→ **GIVEN REQUEST**
Retype word for word the stretch of lines from the one containing "table-row[interactable]: 2 ▰" through the one containing "stop-icon[interactable]: ■: [235, 8, 253, 28]", both included.

[Data entries]
↓
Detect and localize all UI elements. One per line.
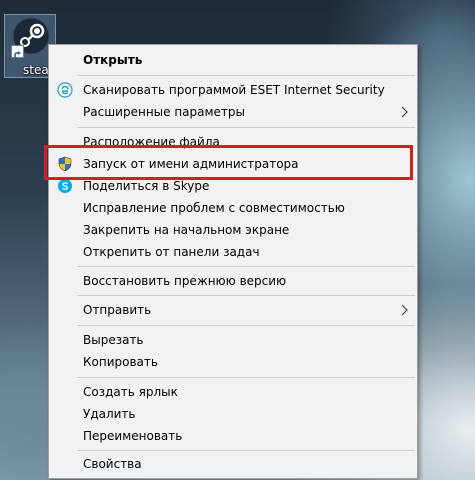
menu-item-label: Поделиться в Skype: [83, 179, 210, 193]
menu-item-label: Свойства: [83, 457, 142, 471]
menu-item-label: Переименовать: [83, 429, 183, 443]
menu-separator: [77, 266, 415, 267]
menu-separator: [77, 75, 415, 76]
menu-item-cut[interactable]: Вырезать: [51, 329, 415, 351]
menu-item-label: Отправить: [83, 303, 152, 317]
menu-item-label: Исправление проблем с совместимостью: [83, 201, 345, 215]
menu-item-label: Открепить от панели задач: [83, 245, 260, 259]
menu-item-label: Сканировать программой ESET Internet Sec…: [83, 83, 385, 97]
menu-item-restore-previous[interactable]: Восстановить прежнюю версию: [51, 270, 415, 292]
eset-icon: [57, 82, 73, 98]
menu-separator: [77, 450, 415, 451]
menu-item-label: Копировать: [83, 355, 158, 369]
menu-item-unpin-taskbar[interactable]: Открепить от панели задач: [51, 241, 415, 263]
menu-item-compat-troubleshoot[interactable]: Исправление проблем с совместимостью: [51, 197, 415, 219]
menu-item-label: Открыть: [83, 53, 143, 67]
chevron-right-icon: [401, 106, 408, 118]
highlight-annotation: [44, 145, 413, 180]
menu-item-label: Создать ярлык: [83, 385, 178, 399]
menu-separator: [77, 295, 415, 296]
menu-item-properties[interactable]: Свойства: [51, 453, 415, 475]
menu-separator: [77, 377, 415, 378]
menu-item-advanced-options[interactable]: Расширенные параметры: [51, 101, 415, 123]
menu-item-label: Закрепить на начальном экране: [83, 223, 290, 237]
chevron-right-icon: [401, 304, 408, 316]
menu-item-delete[interactable]: Удалить: [51, 403, 415, 425]
menu-item-rename[interactable]: Переименовать: [51, 425, 415, 447]
menu-item-label: Восстановить прежнюю версию: [83, 274, 287, 288]
skype-icon: [58, 179, 72, 193]
shortcut-arrow-icon: [11, 45, 24, 58]
menu-separator: [77, 127, 415, 128]
context-menu: Открыть Сканировать программой ESET Inte…: [48, 44, 418, 479]
menu-item-create-shortcut[interactable]: Создать ярлык: [51, 381, 415, 403]
menu-separator: [77, 325, 415, 326]
menu-item-eset-scan[interactable]: Сканировать программой ESET Internet Sec…: [51, 79, 415, 101]
menu-item-open[interactable]: Открыть: [51, 49, 415, 71]
menu-item-send-to[interactable]: Отправить: [51, 299, 415, 321]
menu-item-label: Расширенные параметры: [83, 105, 246, 119]
menu-item-copy[interactable]: Копировать: [51, 351, 415, 373]
menu-item-label: Удалить: [83, 407, 136, 421]
menu-item-pin-to-start[interactable]: Закрепить на начальном экране: [51, 219, 415, 241]
menu-item-label: Вырезать: [83, 333, 144, 347]
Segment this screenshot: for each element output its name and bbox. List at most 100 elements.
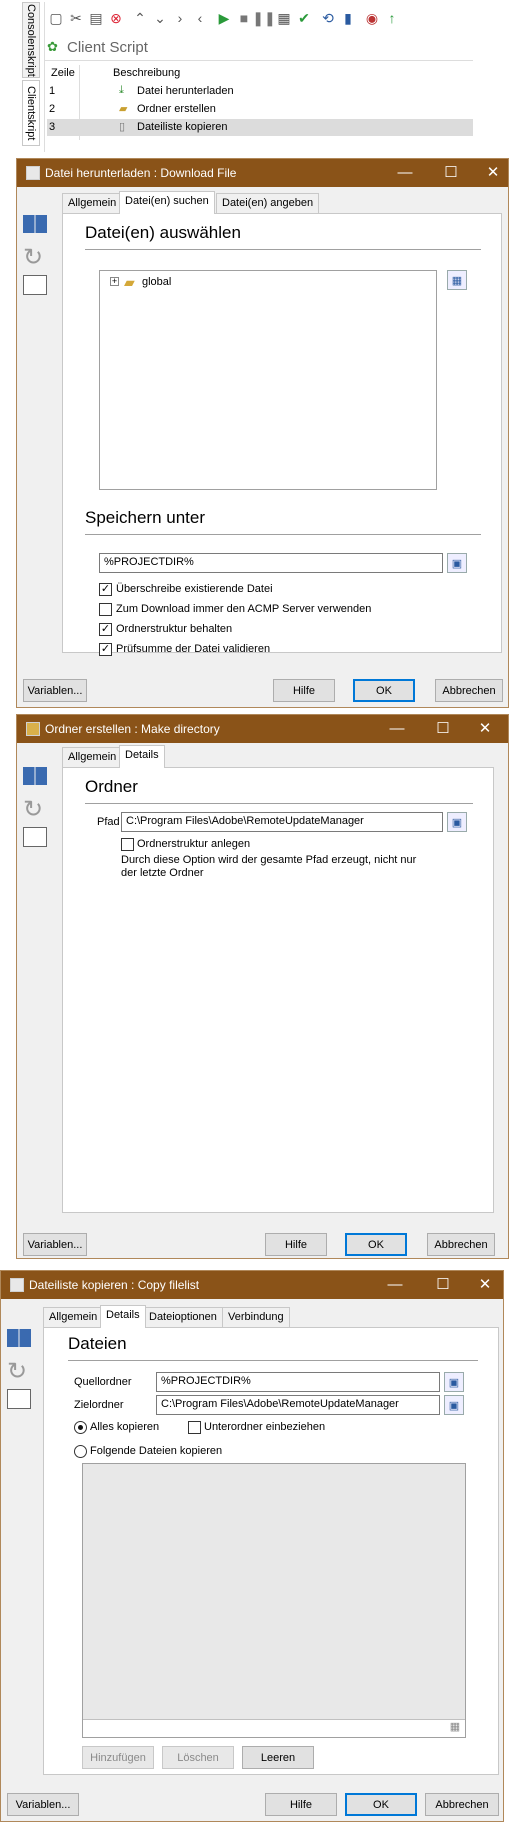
table-row[interactable]: 2 ▰ Ordner erstellen: [47, 101, 473, 119]
include-subfolders-checkbox[interactable]: [188, 1421, 201, 1434]
tab-client-script[interactable]: Clientskript: [22, 80, 40, 146]
use-acmp-server-checkbox[interactable]: [99, 603, 112, 616]
tab-file-options[interactable]: Dateioptionen: [143, 1307, 223, 1327]
variables-button[interactable]: Variablen...: [23, 679, 87, 702]
source-label: Quellordner: [74, 1376, 132, 1388]
delete-icon[interactable]: ⊗: [107, 8, 125, 28]
title-bar: Datei herunterladen : Download File — ☐ …: [17, 159, 508, 187]
record-icon[interactable]: ◉: [363, 8, 381, 28]
close-icon[interactable]: ✕: [475, 719, 495, 739]
table-row[interactable]: 3 ▯ Dateiliste kopieren: [47, 119, 473, 136]
remove-button[interactable]: Löschen: [162, 1746, 234, 1769]
section-folder: Ordner: [85, 777, 138, 796]
tab-connection[interactable]: Verbindung: [222, 1307, 290, 1327]
tab-general[interactable]: Allgemein: [43, 1307, 104, 1327]
indent-right-icon[interactable]: ›: [171, 8, 189, 28]
log-icon[interactable]: [7, 1389, 31, 1409]
side-icons: ↻: [21, 215, 51, 295]
check-icon[interactable]: ✔: [295, 8, 313, 28]
minimize-icon[interactable]: —: [385, 1275, 405, 1295]
browse-list-icon[interactable]: ▦: [447, 1720, 463, 1736]
cancel-button[interactable]: Abbrechen: [427, 1233, 495, 1256]
log-icon[interactable]: [23, 275, 47, 295]
help-button[interactable]: Hilfe: [273, 679, 335, 702]
file-tree[interactable]: + ▰ global: [99, 270, 437, 490]
tab-content: Ordner Pfad C:\Program Files\Adobe\Remot…: [62, 767, 494, 1213]
minimize-icon[interactable]: —: [387, 719, 407, 739]
stop-icon[interactable]: ■: [235, 8, 253, 28]
new-icon[interactable]: ▢: [47, 8, 65, 28]
upload-icon[interactable]: ↑: [383, 8, 401, 28]
table-row[interactable]: 1 ⤓ Datei herunterladen: [47, 83, 473, 101]
expand-icon[interactable]: +: [110, 277, 119, 286]
ok-button[interactable]: OK: [345, 1793, 417, 1816]
validate-checksum-checkbox[interactable]: ✓: [99, 643, 112, 656]
keep-structure-checkbox[interactable]: ✓: [99, 623, 112, 636]
browse-folder-button[interactable]: ▣: [447, 553, 467, 573]
folder-add-icon: [26, 722, 40, 736]
tab-details[interactable]: Details: [100, 1305, 146, 1328]
close-icon[interactable]: ✕: [475, 1275, 495, 1295]
variables-button[interactable]: Variablen...: [23, 1233, 87, 1256]
refresh-icon[interactable]: ↻: [23, 243, 51, 275]
clear-button[interactable]: Leeren: [242, 1746, 314, 1769]
close-icon[interactable]: ✕: [483, 163, 503, 183]
path-input[interactable]: C:\Program Files\Adobe\RemoteUpdateManag…: [121, 812, 443, 832]
tab-general[interactable]: Allgemein: [62, 747, 123, 767]
log-icon[interactable]: [23, 827, 47, 847]
maximize-icon[interactable]: ☐: [433, 1275, 453, 1295]
refresh-icon[interactable]: ↻: [7, 1357, 35, 1389]
up-icon[interactable]: ⌃: [131, 8, 149, 28]
minimize-icon[interactable]: —: [395, 163, 415, 183]
grid-icon[interactable]: [23, 767, 47, 785]
browse-target-button[interactable]: ▣: [444, 1395, 464, 1415]
tab-console-script[interactable]: Consolenskript: [22, 2, 40, 78]
copy-following-radio[interactable]: [74, 1445, 87, 1458]
scan-icon[interactable]: ⟲: [319, 8, 337, 28]
tab-details[interactable]: Details: [119, 745, 165, 768]
make-directory-dialog: Ordner erstellen : Make directory — ☐ ✕ …: [16, 714, 509, 1259]
save-path-input[interactable]: %PROJECTDIR%: [99, 553, 443, 573]
copy-all-radio[interactable]: [74, 1421, 87, 1434]
download-file-dialog: Datei herunterladen : Download File — ☐ …: [16, 158, 509, 708]
title-bar: Dateiliste kopieren : Copy filelist — ☐ …: [1, 1271, 503, 1299]
refresh-icon[interactable]: ↻: [23, 795, 51, 827]
browse-source-button[interactable]: ▣: [444, 1372, 464, 1392]
tab-bar: Allgemein Details: [62, 745, 494, 768]
play-icon[interactable]: ▶: [215, 8, 233, 28]
overwrite-checkbox[interactable]: ✓: [99, 583, 112, 596]
source-folder-input[interactable]: %PROJECTDIR%: [156, 1372, 440, 1392]
grid-icon[interactable]: [23, 215, 47, 233]
cancel-button[interactable]: Abbrechen: [425, 1793, 499, 1816]
file-list-input[interactable]: [83, 1719, 465, 1737]
download-icon: [26, 166, 40, 180]
report-icon[interactable]: ▦: [275, 8, 293, 28]
tab-search-files[interactable]: Datei(en) suchen: [119, 191, 215, 214]
create-structure-checkbox[interactable]: [121, 838, 134, 851]
ok-button[interactable]: OK: [353, 679, 415, 702]
add-button[interactable]: Hinzufügen: [82, 1746, 154, 1769]
maximize-icon[interactable]: ☐: [441, 163, 461, 183]
title-bar: Ordner erstellen : Make directory — ☐ ✕: [17, 715, 508, 743]
paste-icon[interactable]: ▤: [87, 8, 105, 28]
cancel-button[interactable]: Abbrechen: [435, 679, 503, 702]
tab-specify-files[interactable]: Datei(en) angeben: [216, 193, 320, 213]
browse-folder-button[interactable]: ▣: [447, 812, 467, 832]
cut-icon[interactable]: ✂: [67, 8, 85, 28]
tree-item-global[interactable]: global: [142, 276, 171, 288]
tab-general[interactable]: Allgemein: [62, 193, 123, 213]
pause-icon[interactable]: ❚❚: [252, 8, 275, 28]
browse-files-button[interactable]: ▦: [447, 270, 467, 290]
help-button[interactable]: Hilfe: [265, 1233, 327, 1256]
file-list[interactable]: ▦: [82, 1463, 466, 1738]
grid-icon[interactable]: [7, 1329, 31, 1347]
indent-left-icon[interactable]: ‹: [191, 8, 209, 28]
maximize-icon[interactable]: ☐: [433, 719, 453, 739]
down-icon[interactable]: ⌄: [151, 8, 169, 28]
ok-button[interactable]: OK: [345, 1233, 407, 1256]
target-folder-input[interactable]: C:\Program Files\Adobe\RemoteUpdateManag…: [156, 1395, 440, 1415]
help-button[interactable]: Hilfe: [265, 1793, 337, 1816]
chart-icon[interactable]: ▮: [339, 8, 357, 28]
variables-button[interactable]: Variablen...: [7, 1793, 79, 1816]
script-area: ▢ ✂ ▤ ⊗ ⌃ ⌄ › ‹ ▶ ■ ❚❚ ▦ ✔ ⟲ ▮ ◉ ↑ ✿ Cli…: [44, 2, 473, 152]
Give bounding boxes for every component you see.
↑
→ **WORKED ANSWER**
table-row[interactable]: 2 ▰ Ordner erstellen: [47, 101, 473, 119]
include-subfolders-checkbox[interactable]: [188, 1421, 201, 1434]
tab-client-script[interactable]: Clientskript: [22, 80, 40, 146]
use-acmp-server-checkbox[interactable]: [99, 603, 112, 616]
tab-file-options[interactable]: Dateioptionen: [143, 1307, 223, 1327]
variables-button[interactable]: Variablen...: [23, 679, 87, 702]
source-label: Quellordner: [74, 1376, 132, 1388]
delete-icon[interactable]: ⊗: [107, 8, 125, 28]
title-bar: Datei herunterladen : Download File — ☐ …: [17, 159, 508, 187]
record-icon[interactable]: ◉: [363, 8, 381, 28]
close-icon[interactable]: ✕: [475, 719, 495, 739]
table-row[interactable]: 3 ▯ Dateiliste kopieren: [47, 119, 473, 136]
remove-button[interactable]: Löschen: [162, 1746, 234, 1769]
section-folder: Ordner: [85, 777, 138, 796]
tab-connection[interactable]: Verbindung: [222, 1307, 290, 1327]
tab-general[interactable]: Allgemein: [43, 1307, 104, 1327]
indent-right-icon[interactable]: ›: [171, 8, 189, 28]
log-icon[interactable]: [7, 1389, 31, 1409]
side-icons: ↻: [21, 215, 51, 295]
check-icon[interactable]: ✔: [295, 8, 313, 28]
minimize-icon[interactable]: —: [385, 1275, 405, 1295]
browse-list-icon[interactable]: ▦: [447, 1720, 463, 1736]
cancel-button[interactable]: Abbrechen: [427, 1233, 495, 1256]
log-icon[interactable]: [23, 275, 47, 295]
help-button[interactable]: Hilfe: [273, 679, 335, 702]
file-tree[interactable]: + ▰ global: [99, 270, 437, 490]
tab-content: Ordner Pfad C:\Program Files\Adobe\Remot…: [62, 767, 494, 1213]
minimize-icon[interactable]: —: [387, 719, 407, 739]
stop-icon[interactable]: ■: [235, 8, 253, 28]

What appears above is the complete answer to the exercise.